======== INPUT ROWS ========
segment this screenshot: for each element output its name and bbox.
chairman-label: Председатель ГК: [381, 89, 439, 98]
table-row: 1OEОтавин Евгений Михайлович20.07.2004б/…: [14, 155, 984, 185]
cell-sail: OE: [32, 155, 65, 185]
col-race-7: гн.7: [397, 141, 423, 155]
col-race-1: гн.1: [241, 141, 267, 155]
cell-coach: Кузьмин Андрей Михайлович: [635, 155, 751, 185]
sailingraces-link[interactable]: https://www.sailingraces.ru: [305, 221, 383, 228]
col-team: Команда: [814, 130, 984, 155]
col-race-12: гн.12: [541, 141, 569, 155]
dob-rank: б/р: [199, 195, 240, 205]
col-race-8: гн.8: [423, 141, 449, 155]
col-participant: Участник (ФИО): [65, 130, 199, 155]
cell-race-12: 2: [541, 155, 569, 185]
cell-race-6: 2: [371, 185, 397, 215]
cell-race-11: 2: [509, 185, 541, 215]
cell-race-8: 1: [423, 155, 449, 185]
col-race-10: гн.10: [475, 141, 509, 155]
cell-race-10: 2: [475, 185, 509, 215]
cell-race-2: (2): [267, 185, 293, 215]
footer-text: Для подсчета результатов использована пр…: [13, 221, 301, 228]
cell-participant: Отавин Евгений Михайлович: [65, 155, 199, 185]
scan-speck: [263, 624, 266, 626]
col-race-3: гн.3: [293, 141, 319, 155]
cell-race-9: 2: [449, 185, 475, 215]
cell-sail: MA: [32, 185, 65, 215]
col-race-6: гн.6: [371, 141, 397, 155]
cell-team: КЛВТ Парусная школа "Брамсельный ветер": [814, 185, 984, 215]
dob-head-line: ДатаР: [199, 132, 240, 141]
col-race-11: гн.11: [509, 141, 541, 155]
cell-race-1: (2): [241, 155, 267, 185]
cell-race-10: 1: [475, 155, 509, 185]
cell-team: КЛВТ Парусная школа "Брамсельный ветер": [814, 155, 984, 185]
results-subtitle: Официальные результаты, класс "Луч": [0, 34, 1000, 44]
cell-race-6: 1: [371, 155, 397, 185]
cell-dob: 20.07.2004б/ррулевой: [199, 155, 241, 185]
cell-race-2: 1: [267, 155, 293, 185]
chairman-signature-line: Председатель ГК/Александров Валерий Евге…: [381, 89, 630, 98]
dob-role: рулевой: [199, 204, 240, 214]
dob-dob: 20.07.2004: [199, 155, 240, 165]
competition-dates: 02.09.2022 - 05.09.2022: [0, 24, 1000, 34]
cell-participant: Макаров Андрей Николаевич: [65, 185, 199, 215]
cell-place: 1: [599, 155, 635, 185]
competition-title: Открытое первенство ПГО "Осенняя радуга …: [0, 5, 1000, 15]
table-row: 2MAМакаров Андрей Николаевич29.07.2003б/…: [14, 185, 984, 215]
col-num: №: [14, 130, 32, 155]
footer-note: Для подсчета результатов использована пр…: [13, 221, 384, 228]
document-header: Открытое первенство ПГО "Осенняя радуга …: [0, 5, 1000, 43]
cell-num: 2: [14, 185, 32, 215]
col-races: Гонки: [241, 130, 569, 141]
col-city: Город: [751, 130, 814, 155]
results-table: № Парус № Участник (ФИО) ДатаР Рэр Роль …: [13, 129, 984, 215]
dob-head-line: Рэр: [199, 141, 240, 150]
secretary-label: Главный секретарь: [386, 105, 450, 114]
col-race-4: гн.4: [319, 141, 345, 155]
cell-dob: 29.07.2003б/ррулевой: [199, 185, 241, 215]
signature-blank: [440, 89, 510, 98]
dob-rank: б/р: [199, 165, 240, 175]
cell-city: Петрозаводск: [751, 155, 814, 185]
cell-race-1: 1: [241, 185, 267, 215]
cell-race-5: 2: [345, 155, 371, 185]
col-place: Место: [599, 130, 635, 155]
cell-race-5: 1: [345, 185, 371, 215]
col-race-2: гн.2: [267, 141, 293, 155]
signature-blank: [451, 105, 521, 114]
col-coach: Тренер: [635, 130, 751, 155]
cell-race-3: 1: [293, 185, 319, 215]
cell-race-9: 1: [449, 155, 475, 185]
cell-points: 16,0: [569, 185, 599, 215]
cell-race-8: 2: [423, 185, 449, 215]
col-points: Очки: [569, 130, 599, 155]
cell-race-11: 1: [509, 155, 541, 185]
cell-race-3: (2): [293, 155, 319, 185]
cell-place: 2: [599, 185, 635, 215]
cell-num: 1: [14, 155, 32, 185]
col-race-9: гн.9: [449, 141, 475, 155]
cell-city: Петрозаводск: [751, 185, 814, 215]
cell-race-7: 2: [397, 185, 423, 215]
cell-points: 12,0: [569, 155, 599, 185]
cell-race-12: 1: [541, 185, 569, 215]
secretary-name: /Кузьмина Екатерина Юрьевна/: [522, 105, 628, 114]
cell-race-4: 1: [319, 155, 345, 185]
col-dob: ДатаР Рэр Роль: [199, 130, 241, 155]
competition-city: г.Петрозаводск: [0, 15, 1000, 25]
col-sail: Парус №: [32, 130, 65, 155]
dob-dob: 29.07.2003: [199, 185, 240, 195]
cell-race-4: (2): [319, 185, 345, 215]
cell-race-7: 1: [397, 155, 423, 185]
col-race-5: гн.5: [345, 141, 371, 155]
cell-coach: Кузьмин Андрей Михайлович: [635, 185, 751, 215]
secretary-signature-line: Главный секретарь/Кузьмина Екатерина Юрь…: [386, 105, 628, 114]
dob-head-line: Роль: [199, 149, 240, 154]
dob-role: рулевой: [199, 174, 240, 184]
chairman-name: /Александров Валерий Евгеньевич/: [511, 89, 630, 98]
========
Please copy the listing verbatim from its first line through the line containing "col-race-8: гн.8: [423, 141, 449, 155]", inclusive.

segment this screenshot: for each element output its name and bbox.
chairman-label: Председатель ГК: [381, 89, 439, 98]
table-row: 1OEОтавин Евгений Михайлович20.07.2004б/…: [14, 155, 984, 185]
cell-sail: OE: [32, 155, 65, 185]
col-race-7: гн.7: [397, 141, 423, 155]
col-race-1: гн.1: [241, 141, 267, 155]
cell-coach: Кузьмин Андрей Михайлович: [635, 155, 751, 185]
sailingraces-link[interactable]: https://www.sailingraces.ru: [305, 221, 383, 228]
col-team: Команда: [814, 130, 984, 155]
col-race-12: гн.12: [541, 141, 569, 155]
dob-rank: б/р: [199, 195, 240, 205]
col-race-8: гн.8: [423, 141, 449, 155]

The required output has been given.